[OBJECTIVE]:
Filter these entries, keeping only lines that hold the word "health".

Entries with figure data
============================================================
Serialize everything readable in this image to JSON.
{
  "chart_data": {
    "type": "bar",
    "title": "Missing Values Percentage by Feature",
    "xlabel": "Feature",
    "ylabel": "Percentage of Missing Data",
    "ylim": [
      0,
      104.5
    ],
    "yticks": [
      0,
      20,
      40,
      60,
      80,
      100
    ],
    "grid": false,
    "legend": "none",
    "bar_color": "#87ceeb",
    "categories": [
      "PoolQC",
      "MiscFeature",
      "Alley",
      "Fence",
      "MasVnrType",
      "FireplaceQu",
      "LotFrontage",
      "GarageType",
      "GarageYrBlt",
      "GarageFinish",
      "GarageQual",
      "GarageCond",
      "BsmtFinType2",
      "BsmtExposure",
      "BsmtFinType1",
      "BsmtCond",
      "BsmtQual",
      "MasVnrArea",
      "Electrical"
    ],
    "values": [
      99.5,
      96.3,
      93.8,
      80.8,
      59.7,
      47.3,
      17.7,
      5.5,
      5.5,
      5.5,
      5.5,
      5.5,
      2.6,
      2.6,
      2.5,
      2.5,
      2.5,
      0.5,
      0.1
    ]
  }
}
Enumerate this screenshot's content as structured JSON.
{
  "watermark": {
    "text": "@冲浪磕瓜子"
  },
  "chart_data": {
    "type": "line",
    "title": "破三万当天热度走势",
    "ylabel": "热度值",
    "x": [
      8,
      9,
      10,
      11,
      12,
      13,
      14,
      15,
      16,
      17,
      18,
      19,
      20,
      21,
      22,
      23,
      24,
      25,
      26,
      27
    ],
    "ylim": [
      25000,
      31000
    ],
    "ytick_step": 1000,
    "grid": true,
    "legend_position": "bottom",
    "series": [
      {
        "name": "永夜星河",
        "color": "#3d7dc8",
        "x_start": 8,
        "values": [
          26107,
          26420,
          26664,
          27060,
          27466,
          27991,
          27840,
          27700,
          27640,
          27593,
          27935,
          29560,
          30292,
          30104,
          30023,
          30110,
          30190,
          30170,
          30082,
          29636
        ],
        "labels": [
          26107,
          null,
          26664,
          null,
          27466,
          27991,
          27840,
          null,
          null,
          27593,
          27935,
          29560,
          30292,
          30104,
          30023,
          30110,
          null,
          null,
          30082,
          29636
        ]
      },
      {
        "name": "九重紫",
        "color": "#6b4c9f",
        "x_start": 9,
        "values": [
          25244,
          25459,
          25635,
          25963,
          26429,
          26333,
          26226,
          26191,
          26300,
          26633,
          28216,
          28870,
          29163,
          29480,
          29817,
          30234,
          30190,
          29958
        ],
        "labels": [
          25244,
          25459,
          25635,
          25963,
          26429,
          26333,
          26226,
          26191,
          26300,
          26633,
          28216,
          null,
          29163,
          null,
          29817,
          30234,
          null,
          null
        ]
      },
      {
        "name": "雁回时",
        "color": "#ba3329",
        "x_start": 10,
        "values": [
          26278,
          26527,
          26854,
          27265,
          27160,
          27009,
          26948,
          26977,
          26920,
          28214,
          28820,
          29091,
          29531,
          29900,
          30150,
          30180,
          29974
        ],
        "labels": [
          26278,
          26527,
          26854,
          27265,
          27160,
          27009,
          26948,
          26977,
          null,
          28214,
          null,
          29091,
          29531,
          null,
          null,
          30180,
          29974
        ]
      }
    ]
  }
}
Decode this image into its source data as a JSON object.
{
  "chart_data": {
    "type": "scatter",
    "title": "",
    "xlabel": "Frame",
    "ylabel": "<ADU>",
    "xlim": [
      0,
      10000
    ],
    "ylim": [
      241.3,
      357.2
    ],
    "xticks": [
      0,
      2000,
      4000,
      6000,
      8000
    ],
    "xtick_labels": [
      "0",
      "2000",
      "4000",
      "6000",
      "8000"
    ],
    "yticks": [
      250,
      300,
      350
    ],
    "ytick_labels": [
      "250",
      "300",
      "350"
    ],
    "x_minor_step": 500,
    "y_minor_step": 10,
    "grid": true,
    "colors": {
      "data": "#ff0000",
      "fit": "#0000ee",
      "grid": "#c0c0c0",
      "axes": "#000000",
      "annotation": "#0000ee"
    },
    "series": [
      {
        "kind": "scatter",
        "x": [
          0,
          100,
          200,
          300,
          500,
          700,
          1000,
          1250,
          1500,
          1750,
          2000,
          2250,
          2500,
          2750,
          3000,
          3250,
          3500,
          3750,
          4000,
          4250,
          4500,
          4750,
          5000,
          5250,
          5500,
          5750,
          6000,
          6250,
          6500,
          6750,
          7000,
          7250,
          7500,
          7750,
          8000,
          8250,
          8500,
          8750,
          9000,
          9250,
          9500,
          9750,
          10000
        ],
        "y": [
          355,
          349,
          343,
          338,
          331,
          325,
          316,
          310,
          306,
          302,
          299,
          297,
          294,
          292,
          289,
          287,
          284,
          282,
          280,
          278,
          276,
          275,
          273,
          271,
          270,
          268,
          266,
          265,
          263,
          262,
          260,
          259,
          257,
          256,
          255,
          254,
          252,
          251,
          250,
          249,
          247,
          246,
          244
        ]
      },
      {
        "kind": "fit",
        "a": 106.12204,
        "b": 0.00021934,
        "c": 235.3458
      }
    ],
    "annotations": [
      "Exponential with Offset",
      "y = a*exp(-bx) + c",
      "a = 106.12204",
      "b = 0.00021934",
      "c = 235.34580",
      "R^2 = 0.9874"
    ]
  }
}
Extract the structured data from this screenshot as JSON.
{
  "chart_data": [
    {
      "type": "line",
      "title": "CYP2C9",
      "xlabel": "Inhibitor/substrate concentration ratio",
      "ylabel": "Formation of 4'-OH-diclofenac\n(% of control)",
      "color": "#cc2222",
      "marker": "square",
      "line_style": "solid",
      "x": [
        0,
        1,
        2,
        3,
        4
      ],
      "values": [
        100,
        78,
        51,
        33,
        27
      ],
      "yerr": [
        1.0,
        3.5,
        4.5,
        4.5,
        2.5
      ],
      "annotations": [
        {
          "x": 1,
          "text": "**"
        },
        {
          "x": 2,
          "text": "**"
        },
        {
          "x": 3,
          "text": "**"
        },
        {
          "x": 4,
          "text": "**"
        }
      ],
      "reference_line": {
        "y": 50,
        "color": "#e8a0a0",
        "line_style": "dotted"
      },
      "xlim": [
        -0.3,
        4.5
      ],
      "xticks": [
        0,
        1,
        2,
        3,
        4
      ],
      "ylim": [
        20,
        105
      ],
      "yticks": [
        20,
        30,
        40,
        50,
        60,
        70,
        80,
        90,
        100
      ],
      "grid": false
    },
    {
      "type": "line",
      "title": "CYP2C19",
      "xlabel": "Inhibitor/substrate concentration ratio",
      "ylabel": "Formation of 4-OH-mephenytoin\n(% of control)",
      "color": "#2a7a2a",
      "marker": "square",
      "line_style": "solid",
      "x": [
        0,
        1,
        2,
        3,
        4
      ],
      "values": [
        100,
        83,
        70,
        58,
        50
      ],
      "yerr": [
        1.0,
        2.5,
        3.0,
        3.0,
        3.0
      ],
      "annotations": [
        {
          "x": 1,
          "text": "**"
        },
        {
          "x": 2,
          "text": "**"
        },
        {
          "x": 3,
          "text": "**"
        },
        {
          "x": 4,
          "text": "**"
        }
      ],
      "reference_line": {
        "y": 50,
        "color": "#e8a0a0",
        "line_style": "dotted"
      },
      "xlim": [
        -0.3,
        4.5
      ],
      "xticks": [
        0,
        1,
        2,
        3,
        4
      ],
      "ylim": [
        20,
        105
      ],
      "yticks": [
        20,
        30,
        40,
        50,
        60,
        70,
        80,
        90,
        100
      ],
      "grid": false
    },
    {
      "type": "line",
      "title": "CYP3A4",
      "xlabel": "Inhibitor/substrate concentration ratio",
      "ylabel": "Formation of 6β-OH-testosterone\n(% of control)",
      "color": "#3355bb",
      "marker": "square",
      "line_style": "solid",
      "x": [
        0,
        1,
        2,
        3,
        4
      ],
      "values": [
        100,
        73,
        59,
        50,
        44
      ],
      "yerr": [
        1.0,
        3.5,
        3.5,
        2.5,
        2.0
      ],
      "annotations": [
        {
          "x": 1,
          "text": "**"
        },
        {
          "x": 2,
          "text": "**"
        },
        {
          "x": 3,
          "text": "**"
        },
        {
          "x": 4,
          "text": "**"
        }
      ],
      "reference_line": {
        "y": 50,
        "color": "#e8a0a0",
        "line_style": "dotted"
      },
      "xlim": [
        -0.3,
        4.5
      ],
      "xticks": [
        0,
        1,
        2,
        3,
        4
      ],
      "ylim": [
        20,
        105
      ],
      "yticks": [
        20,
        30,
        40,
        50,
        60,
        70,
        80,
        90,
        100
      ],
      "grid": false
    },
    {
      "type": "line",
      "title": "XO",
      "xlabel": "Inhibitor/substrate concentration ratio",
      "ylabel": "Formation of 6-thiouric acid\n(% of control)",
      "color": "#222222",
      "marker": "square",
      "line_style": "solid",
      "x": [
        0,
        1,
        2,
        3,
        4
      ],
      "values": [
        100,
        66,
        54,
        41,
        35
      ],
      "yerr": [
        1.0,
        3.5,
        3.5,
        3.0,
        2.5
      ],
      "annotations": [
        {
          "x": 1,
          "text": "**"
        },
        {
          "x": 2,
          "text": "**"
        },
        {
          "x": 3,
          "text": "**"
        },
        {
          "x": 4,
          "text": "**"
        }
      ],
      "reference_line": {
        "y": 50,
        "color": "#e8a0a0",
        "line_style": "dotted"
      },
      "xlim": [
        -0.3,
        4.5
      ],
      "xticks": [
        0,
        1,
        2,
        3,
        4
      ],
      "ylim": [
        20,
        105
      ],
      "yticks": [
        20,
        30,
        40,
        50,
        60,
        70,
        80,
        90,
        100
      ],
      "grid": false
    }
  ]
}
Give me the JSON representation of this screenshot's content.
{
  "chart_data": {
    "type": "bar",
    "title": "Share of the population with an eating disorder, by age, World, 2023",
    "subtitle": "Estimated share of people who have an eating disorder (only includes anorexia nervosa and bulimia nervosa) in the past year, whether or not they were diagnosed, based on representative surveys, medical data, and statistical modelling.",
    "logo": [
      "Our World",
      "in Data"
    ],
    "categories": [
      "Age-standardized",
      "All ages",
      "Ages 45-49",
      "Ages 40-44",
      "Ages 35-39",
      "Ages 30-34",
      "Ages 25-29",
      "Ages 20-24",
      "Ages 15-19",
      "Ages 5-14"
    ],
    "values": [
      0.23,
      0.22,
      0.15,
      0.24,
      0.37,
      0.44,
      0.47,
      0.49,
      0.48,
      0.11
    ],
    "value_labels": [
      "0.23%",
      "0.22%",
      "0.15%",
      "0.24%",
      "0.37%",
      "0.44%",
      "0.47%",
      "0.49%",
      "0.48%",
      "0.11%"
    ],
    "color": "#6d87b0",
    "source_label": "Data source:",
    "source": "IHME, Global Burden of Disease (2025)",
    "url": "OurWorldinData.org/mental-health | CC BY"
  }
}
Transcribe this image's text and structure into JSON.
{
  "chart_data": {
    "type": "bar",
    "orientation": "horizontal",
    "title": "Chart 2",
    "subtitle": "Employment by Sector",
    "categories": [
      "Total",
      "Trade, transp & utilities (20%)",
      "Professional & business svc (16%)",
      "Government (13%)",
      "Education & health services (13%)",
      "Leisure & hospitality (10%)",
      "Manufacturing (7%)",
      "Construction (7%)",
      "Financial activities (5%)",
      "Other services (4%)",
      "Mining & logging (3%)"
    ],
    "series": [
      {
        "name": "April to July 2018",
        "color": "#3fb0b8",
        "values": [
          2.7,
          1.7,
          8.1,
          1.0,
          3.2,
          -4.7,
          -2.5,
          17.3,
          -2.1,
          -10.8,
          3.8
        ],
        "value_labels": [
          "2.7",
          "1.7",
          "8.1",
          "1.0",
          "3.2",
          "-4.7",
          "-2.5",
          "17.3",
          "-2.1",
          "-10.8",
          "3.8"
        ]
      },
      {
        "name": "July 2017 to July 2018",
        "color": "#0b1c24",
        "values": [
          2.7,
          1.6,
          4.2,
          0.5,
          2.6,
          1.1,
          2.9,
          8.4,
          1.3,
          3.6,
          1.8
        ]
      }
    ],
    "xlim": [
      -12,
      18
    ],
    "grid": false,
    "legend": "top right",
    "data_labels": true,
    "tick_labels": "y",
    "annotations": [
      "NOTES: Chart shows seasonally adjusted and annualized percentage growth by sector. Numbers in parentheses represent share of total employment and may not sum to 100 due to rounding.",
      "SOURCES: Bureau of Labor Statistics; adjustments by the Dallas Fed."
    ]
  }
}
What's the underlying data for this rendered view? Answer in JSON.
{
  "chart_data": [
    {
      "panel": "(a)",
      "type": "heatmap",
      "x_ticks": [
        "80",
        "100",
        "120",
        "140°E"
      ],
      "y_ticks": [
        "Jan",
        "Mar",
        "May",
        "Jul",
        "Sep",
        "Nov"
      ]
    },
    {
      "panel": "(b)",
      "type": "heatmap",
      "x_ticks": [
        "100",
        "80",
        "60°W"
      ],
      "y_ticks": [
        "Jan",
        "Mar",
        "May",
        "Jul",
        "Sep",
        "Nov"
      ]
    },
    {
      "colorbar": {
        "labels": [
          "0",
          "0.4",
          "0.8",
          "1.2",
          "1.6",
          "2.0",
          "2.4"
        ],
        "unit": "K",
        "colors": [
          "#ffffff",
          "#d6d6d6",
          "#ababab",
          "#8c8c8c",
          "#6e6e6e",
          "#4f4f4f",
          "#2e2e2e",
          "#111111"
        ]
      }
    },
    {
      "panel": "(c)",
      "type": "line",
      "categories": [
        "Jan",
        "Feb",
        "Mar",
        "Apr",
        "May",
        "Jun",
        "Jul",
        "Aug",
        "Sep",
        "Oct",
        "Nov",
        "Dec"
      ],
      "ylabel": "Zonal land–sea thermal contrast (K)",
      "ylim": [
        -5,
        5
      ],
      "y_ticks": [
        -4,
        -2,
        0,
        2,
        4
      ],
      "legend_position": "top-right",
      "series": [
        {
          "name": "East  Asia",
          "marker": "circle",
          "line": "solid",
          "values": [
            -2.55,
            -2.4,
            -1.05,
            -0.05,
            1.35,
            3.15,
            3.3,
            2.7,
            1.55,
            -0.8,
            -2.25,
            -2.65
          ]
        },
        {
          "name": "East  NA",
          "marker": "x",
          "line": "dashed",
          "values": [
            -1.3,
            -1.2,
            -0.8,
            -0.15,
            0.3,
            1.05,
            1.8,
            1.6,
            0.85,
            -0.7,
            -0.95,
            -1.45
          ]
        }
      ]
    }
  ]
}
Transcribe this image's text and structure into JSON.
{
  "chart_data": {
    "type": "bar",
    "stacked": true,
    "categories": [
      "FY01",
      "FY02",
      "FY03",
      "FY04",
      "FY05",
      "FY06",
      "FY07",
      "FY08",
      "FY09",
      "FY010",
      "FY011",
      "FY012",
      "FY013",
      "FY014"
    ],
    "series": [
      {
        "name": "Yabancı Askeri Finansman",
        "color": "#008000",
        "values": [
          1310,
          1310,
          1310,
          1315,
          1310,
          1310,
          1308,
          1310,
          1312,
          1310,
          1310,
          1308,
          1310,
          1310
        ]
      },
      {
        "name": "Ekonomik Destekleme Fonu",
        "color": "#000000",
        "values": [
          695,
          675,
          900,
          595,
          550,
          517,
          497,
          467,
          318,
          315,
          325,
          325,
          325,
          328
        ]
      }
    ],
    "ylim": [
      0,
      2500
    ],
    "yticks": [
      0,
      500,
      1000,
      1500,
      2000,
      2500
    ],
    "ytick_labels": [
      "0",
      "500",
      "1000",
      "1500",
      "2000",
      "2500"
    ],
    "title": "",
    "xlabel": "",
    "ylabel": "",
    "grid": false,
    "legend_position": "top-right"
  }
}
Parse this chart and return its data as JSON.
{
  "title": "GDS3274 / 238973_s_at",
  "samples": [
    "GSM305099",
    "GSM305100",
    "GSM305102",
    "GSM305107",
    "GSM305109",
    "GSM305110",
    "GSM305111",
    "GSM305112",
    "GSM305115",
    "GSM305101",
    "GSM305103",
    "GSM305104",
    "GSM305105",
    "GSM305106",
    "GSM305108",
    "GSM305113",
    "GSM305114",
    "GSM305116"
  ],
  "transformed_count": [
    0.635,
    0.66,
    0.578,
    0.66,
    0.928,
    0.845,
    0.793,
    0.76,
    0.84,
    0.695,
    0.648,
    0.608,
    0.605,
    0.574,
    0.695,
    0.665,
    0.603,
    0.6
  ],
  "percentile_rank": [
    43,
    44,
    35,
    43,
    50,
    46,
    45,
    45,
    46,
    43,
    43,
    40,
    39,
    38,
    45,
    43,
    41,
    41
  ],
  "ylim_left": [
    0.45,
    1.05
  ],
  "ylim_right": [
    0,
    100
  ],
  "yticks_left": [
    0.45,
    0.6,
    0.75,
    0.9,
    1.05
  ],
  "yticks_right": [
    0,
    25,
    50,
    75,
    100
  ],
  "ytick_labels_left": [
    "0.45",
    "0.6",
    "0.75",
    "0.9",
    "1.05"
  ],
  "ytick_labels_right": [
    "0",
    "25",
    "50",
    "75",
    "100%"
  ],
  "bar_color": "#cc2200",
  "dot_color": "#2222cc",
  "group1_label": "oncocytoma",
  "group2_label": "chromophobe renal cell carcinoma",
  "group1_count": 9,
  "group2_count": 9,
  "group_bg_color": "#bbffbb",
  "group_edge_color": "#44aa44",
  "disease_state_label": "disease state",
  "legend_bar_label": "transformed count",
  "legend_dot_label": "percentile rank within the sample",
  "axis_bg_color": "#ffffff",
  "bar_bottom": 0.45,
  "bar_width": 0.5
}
============================================================
[REPLY TO THE EXERCISE]:
    "url": "OurWorldinData.org/mental-health | CC BY"
      "Education & health services (13%)",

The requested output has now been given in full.